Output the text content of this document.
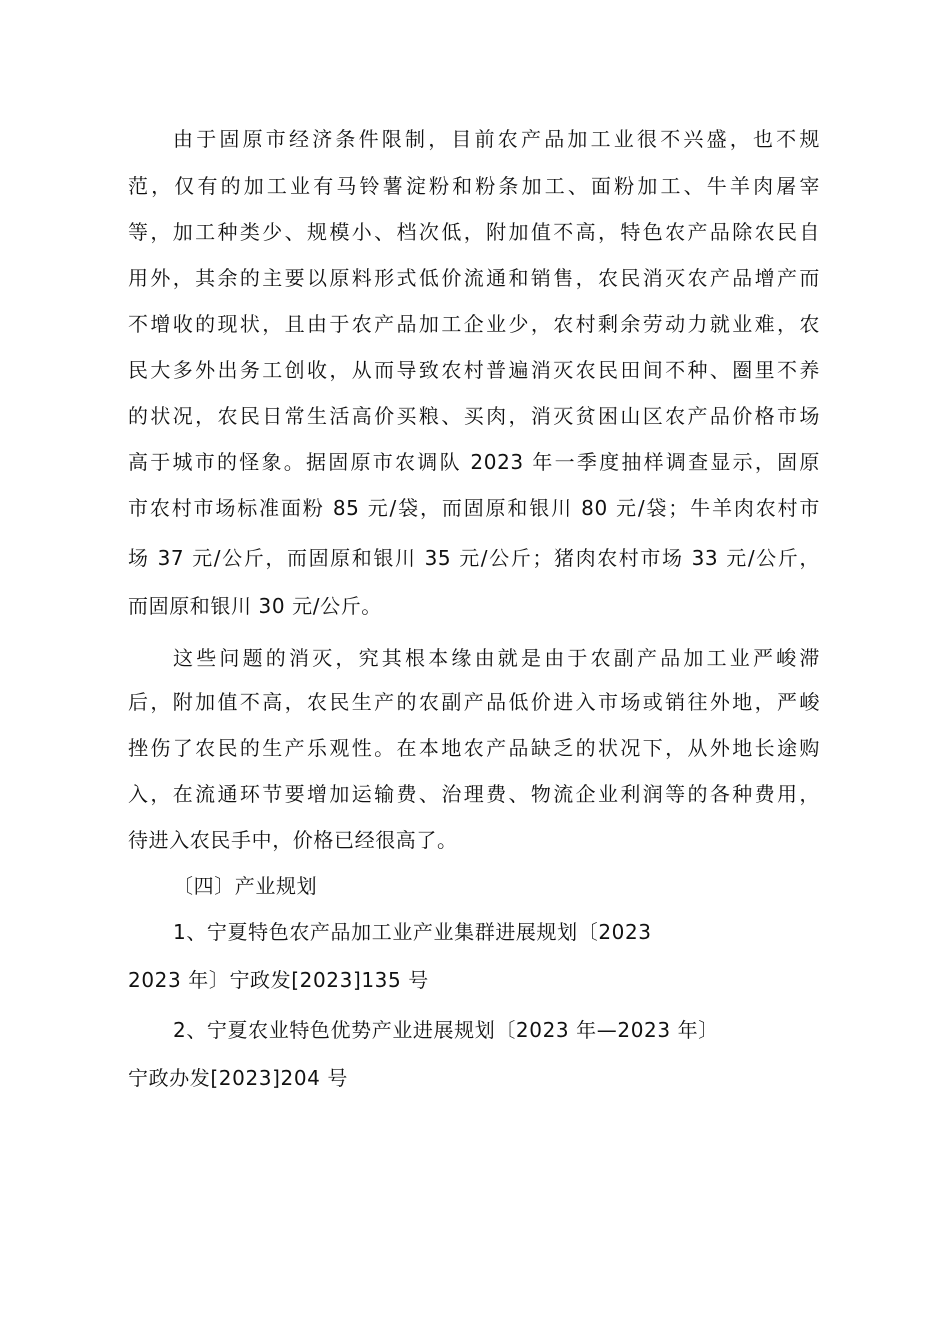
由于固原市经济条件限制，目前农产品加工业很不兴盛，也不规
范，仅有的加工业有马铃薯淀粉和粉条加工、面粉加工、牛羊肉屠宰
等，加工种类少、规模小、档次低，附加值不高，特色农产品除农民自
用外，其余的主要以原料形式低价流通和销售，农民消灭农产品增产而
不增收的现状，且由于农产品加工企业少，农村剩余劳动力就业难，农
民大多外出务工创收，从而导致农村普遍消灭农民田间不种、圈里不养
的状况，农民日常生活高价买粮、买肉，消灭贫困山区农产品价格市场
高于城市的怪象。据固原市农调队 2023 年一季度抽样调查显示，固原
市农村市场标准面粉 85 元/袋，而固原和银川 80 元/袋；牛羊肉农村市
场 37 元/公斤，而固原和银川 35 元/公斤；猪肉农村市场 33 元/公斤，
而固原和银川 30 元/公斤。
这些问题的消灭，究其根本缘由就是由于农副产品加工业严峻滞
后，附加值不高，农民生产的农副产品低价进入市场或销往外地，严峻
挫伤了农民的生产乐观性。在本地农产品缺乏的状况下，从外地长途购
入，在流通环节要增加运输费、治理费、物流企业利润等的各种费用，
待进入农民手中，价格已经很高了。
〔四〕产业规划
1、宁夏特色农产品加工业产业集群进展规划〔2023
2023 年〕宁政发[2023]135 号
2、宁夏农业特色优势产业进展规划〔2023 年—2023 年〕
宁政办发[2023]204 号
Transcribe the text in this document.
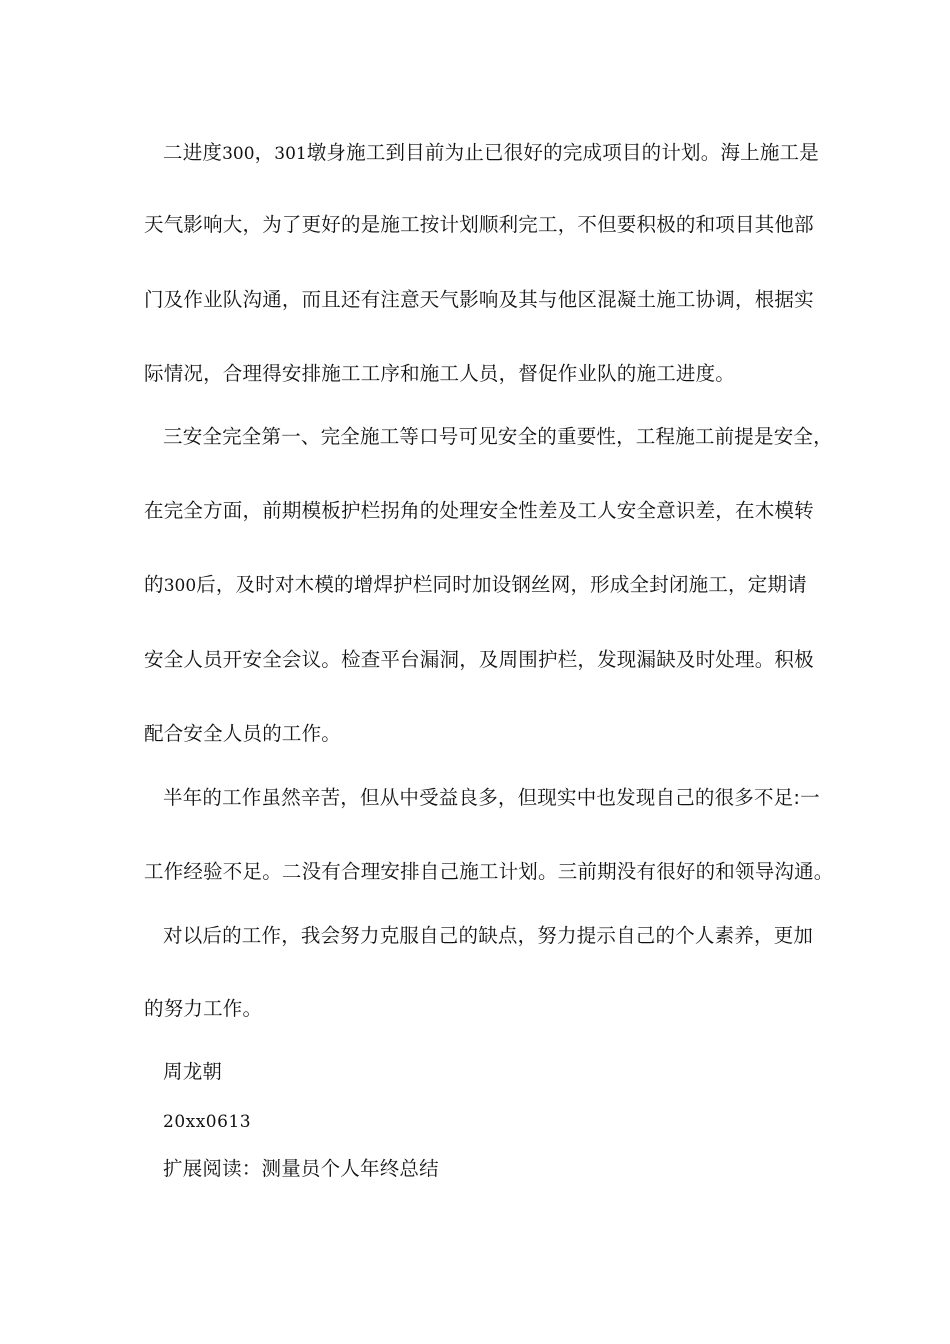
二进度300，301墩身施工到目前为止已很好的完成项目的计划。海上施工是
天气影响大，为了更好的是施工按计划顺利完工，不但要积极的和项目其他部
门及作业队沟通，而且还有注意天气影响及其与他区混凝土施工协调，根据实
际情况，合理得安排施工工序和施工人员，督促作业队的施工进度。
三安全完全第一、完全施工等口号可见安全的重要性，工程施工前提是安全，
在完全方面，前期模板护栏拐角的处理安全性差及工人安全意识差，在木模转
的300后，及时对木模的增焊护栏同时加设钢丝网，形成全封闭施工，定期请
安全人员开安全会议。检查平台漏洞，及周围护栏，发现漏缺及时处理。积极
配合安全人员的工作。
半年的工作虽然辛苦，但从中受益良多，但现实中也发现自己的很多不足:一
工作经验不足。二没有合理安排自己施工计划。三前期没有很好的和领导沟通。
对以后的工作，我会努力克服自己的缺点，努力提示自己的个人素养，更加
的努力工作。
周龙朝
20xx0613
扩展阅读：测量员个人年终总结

◆ ◆ ◆ ◆ ◆ ◆ ◆

- [Exercise objective]: Set down the complete material exactly, but do not include the images.

- [Exercise answer]:
Output the text content of this document.
由于固原市经济条件限制，目前农产品加工业很不兴盛，也不规
范，仅有的加工业有马铃薯淀粉和粉条加工、面粉加工、牛羊肉屠宰
等，加工种类少、规模小、档次低，附加值不高，特色农产品除农民自
用外，其余的主要以原料形式低价流通和销售，农民消灭农产品增产而
不增收的现状，且由于农产品加工企业少，农村剩余劳动力就业难，农
民大多外出务工创收，从而导致农村普遍消灭农民田间不种、圈里不养
的状况，农民日常生活高价买粮、买肉，消灭贫困山区农产品价格市场
高于城市的怪象。据固原市农调队 2023 年一季度抽样调查显示，固原
市农村市场标准面粉 85 元/袋，而固原和银川 80 元/袋；牛羊肉农村市
场 37 元/公斤，而固原和银川 35 元/公斤；猪肉农村市场 33 元/公斤，
而固原和银川 30 元/公斤。
这些问题的消灭，究其根本缘由就是由于农副产品加工业严峻滞
后，附加值不高，农民生产的农副产品低价进入市场或销往外地，严峻
挫伤了农民的生产乐观性。在本地农产品缺乏的状况下，从外地长途购
入，在流通环节要增加运输费、治理费、物流企业利润等的各种费用，
待进入农民手中，价格已经很高了。
〔四〕产业规划
1、宁夏特色农产品加工业产业集群进展规划〔2023
2023 年〕宁政发[2023]135 号
2、宁夏农业特色优势产业进展规划〔2023 年—2023 年〕
宁政办发[2023]204 号
Transcribe the text in this document.
二进度300，301墩身施工到目前为止已很好的完成项目的计划。海上施工是
天气影响大，为了更好的是施工按计划顺利完工，不但要积极的和项目其他部
门及作业队沟通，而且还有注意天气影响及其与他区混凝土施工协调，根据实
际情况，合理得安排施工工序和施工人员，督促作业队的施工进度。
三安全完全第一、完全施工等口号可见安全的重要性，工程施工前提是安全，
在完全方面，前期模板护栏拐角的处理安全性差及工人安全意识差，在木模转
的300后，及时对木模的增焊护栏同时加设钢丝网，形成全封闭施工，定期请
安全人员开安全会议。检查平台漏洞，及周围护栏，发现漏缺及时处理。积极
配合安全人员的工作。
半年的工作虽然辛苦，但从中受益良多，但现实中也发现自己的很多不足:一
工作经验不足。二没有合理安排自己施工计划。三前期没有很好的和领导沟通。
对以后的工作，我会努力克服自己的缺点，努力提示自己的个人素养，更加
的努力工作。
周龙朝
20xx0613
扩展阅读：测量员个人年终总结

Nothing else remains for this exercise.